::: Raw records

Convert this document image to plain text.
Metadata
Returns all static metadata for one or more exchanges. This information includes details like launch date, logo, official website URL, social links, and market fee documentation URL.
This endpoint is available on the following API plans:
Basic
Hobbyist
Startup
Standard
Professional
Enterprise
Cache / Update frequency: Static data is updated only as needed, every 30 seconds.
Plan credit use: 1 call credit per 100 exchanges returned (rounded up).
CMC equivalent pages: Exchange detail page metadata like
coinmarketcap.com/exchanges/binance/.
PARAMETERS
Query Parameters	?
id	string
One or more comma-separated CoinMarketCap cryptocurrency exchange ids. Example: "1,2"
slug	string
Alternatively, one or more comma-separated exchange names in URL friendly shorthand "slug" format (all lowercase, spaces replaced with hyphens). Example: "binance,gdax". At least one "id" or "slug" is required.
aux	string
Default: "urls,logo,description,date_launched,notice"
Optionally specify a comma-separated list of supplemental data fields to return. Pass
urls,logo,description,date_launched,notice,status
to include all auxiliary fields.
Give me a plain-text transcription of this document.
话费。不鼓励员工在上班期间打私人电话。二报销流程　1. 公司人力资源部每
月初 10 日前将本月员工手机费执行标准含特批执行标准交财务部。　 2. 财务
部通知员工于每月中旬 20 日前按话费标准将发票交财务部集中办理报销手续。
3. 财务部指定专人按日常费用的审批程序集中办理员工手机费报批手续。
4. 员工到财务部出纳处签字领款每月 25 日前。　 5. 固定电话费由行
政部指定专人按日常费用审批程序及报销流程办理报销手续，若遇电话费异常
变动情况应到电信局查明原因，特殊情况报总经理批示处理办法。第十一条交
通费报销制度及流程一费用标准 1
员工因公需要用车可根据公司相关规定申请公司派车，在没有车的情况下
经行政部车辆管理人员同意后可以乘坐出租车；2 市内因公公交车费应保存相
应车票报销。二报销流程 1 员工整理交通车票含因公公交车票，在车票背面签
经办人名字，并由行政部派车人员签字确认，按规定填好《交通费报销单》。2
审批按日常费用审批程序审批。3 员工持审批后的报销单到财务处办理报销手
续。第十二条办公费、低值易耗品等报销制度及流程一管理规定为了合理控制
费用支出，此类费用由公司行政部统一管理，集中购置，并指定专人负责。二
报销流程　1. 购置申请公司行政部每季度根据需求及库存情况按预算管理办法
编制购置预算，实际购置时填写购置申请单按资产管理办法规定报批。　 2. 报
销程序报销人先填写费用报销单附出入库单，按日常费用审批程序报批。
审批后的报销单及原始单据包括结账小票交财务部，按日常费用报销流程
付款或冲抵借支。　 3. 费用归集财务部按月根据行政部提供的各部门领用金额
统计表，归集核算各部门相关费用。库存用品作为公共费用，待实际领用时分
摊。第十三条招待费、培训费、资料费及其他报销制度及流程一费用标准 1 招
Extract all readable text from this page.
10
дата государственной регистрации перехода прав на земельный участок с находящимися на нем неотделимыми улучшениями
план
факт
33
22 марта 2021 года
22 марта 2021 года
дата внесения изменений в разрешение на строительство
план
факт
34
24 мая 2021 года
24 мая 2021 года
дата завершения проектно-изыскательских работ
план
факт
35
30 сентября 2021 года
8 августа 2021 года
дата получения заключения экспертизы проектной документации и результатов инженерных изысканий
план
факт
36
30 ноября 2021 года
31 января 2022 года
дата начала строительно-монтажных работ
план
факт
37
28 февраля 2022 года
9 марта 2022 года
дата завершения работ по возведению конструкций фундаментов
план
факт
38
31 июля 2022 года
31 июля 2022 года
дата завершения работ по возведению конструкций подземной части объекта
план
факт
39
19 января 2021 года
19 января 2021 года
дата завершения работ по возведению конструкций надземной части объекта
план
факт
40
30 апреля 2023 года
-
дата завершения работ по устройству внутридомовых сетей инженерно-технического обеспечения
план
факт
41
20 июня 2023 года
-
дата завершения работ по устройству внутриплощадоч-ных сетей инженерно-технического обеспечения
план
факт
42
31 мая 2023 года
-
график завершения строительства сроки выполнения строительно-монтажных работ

::::::

* [What you have to do] Search the lines above for the string "монтажных" and copy each line that has it.

* [Right answer]
дата начала строительно-монтажных работ
график завершения строительства сроки выполнения строительно-монтажных работ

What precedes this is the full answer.